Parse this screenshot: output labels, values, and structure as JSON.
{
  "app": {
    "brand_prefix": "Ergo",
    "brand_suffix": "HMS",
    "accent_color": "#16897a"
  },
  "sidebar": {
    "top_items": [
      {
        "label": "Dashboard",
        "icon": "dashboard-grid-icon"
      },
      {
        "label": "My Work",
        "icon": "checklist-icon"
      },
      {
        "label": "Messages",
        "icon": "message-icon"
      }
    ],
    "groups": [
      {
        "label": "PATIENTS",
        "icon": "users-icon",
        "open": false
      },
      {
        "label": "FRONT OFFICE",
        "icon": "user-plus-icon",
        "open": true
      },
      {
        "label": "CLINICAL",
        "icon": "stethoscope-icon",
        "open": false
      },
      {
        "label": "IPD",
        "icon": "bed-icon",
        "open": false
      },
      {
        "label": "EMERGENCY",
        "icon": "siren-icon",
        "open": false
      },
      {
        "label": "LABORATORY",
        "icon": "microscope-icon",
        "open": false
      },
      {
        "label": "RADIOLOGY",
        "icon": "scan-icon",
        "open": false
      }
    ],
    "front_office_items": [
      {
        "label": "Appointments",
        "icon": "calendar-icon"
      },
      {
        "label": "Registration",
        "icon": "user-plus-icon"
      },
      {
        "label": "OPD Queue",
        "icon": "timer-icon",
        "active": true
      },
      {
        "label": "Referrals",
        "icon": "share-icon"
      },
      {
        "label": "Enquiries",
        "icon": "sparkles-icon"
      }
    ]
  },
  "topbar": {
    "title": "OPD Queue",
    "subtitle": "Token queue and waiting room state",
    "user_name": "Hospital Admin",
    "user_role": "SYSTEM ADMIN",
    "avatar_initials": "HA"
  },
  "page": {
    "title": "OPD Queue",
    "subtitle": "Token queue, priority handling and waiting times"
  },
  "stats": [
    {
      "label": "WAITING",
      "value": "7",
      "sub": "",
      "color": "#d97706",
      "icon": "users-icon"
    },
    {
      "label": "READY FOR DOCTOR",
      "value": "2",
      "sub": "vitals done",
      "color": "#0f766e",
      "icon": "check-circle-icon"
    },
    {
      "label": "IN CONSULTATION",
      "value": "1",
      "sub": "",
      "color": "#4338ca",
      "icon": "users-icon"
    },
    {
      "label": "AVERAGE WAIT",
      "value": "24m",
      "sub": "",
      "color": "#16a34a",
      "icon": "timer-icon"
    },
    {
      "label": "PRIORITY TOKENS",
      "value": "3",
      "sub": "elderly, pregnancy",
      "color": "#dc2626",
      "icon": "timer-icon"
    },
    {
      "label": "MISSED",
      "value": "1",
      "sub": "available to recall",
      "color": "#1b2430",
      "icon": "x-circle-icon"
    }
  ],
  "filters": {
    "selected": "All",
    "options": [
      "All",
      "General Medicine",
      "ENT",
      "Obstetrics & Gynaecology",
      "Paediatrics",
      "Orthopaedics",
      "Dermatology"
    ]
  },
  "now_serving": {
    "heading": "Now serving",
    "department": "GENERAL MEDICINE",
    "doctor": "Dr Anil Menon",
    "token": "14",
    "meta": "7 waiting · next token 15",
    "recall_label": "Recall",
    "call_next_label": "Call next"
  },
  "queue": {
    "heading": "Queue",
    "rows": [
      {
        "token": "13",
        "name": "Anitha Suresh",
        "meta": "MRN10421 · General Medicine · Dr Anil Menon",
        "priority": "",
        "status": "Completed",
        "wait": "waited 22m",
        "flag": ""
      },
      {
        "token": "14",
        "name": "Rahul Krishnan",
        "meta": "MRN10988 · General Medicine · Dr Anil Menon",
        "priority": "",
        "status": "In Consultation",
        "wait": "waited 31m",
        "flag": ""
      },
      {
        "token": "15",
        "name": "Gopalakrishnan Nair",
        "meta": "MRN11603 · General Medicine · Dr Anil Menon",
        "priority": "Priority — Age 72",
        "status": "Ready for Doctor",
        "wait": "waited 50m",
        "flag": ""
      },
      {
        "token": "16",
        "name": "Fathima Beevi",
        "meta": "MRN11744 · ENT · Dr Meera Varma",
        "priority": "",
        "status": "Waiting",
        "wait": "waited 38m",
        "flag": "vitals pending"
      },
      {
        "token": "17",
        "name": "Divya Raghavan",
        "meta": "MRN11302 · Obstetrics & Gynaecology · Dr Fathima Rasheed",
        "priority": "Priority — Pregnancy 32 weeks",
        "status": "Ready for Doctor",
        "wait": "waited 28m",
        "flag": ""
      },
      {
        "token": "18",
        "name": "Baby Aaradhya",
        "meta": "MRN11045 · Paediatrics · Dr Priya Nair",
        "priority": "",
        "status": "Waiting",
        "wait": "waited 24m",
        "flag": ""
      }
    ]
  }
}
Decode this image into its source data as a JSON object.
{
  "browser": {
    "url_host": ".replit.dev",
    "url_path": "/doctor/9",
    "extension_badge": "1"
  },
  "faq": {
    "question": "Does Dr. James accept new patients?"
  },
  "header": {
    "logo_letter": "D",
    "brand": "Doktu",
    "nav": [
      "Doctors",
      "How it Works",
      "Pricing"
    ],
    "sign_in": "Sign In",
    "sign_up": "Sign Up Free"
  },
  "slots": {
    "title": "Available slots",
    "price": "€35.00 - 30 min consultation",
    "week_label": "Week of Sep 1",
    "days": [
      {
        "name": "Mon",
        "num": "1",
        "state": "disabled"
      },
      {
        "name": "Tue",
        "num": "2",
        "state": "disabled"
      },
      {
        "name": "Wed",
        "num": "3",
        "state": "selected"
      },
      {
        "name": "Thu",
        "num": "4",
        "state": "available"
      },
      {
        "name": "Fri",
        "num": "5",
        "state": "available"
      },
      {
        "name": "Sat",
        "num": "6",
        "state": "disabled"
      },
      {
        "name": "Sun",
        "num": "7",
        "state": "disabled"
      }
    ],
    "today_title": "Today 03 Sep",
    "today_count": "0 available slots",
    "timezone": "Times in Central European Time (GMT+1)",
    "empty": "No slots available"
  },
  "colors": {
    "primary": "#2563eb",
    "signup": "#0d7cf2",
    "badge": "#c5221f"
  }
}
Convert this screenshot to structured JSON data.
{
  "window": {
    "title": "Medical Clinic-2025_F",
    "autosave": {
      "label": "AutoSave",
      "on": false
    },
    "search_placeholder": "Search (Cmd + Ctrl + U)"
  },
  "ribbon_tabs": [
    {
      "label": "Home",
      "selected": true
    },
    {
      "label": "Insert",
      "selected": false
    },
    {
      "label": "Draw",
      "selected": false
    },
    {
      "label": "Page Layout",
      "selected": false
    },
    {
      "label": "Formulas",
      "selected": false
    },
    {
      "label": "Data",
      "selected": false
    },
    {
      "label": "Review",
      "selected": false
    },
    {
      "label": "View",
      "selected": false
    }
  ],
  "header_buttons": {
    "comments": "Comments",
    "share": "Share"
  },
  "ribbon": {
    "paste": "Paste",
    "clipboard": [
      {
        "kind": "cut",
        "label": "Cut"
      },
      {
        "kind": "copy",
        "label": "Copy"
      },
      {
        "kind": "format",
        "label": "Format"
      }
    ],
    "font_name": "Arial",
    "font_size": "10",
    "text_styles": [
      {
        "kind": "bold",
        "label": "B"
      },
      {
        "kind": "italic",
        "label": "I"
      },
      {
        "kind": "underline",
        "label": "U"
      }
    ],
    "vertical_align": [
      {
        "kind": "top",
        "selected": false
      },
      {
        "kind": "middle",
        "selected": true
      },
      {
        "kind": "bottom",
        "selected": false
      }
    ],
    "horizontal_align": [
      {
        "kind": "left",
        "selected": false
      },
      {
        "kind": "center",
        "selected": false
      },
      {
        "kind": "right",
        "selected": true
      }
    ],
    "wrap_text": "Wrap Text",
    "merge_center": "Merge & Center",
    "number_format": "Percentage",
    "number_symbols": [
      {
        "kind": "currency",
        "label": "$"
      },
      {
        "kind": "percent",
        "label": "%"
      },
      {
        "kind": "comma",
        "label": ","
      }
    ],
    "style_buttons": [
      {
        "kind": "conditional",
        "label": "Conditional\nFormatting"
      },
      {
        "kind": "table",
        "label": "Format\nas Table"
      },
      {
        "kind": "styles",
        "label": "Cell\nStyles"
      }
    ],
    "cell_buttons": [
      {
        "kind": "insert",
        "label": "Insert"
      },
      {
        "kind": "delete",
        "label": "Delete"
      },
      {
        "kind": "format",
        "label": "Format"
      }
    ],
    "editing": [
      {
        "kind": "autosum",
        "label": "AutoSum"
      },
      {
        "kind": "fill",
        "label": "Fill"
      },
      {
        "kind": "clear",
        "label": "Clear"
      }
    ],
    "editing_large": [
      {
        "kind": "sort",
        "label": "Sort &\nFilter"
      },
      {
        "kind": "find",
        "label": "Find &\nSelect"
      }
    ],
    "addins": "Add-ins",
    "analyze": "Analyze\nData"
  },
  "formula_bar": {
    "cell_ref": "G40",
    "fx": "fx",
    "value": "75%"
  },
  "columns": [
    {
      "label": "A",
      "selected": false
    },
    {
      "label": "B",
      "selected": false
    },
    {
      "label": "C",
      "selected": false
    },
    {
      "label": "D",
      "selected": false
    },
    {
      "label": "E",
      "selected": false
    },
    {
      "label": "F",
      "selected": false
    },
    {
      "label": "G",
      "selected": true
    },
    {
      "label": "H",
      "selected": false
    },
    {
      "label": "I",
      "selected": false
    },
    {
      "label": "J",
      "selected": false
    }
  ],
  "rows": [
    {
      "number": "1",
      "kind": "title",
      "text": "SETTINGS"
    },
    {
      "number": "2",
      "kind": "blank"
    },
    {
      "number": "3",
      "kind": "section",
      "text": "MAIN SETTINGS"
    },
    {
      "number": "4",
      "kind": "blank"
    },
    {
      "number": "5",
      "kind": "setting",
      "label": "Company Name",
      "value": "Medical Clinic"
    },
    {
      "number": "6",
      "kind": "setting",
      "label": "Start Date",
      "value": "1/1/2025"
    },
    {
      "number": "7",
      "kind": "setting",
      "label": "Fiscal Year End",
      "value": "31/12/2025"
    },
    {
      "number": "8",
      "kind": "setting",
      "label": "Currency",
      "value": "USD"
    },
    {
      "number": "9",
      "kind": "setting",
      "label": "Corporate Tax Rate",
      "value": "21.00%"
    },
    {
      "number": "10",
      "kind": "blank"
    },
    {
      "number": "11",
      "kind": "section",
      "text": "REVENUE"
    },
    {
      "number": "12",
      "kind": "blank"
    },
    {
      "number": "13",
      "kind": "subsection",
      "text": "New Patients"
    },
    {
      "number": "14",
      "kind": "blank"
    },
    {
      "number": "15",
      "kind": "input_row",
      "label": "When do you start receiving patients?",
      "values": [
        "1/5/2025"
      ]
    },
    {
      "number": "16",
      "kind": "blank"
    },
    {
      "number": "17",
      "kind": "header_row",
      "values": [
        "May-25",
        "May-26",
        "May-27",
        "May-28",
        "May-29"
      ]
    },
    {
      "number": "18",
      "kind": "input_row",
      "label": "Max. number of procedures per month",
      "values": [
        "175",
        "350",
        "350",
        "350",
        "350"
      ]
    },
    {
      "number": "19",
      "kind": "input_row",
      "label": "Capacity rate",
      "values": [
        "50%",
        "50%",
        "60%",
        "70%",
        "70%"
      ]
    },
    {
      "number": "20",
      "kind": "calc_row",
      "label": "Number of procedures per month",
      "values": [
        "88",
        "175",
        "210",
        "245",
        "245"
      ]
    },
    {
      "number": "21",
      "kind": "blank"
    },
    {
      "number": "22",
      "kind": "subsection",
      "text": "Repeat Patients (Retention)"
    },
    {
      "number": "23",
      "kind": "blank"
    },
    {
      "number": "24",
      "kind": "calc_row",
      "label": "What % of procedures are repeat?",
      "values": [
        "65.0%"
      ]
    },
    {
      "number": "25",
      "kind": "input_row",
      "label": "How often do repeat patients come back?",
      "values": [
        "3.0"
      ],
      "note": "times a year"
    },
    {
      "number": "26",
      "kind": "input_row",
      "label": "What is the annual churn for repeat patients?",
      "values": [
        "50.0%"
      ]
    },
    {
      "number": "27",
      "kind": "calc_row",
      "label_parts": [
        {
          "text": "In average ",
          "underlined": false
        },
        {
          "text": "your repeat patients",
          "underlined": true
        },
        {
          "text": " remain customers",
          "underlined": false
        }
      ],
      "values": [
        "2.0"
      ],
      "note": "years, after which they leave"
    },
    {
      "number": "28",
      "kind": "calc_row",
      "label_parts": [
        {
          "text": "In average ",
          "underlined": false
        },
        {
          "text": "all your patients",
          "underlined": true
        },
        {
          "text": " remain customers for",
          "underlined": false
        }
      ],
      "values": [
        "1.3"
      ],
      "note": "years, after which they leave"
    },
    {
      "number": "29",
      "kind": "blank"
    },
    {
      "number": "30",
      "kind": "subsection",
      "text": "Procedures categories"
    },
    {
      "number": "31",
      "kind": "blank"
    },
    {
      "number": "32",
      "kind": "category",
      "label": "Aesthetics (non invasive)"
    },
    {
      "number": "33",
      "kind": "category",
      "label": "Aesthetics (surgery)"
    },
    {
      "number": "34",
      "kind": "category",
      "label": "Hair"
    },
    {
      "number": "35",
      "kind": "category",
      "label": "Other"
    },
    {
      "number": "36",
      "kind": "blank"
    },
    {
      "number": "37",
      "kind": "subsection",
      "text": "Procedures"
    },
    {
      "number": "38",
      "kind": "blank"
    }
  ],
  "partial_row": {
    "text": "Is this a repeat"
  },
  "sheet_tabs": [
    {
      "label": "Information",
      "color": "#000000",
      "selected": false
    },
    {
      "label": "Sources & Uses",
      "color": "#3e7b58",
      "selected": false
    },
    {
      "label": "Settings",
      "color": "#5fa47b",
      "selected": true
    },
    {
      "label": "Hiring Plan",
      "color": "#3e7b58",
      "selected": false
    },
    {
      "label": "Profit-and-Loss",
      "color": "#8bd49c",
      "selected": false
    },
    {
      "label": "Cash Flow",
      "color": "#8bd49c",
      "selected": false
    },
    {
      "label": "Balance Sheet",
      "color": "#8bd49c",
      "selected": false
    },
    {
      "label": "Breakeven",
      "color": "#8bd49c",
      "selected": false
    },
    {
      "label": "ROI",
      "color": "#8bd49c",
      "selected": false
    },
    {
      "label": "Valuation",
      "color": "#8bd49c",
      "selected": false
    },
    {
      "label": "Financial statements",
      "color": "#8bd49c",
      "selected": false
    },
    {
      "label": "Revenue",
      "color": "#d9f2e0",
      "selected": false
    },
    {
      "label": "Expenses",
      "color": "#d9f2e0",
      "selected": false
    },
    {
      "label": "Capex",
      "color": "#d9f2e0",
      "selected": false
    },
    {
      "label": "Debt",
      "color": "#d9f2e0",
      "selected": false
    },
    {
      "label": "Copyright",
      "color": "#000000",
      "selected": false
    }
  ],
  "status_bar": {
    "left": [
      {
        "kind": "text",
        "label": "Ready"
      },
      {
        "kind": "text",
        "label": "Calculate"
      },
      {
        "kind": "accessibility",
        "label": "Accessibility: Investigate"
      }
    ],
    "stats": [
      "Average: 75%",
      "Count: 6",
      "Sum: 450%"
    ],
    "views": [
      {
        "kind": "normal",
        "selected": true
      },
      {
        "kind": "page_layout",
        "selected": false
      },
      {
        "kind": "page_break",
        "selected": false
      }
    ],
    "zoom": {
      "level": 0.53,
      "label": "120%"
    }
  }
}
****
WORK TO COMPLETE:
Would you please give the number of lines in the data above that contain the string "your"? Reply with that number only.

WRITTEN RESPONSE:
2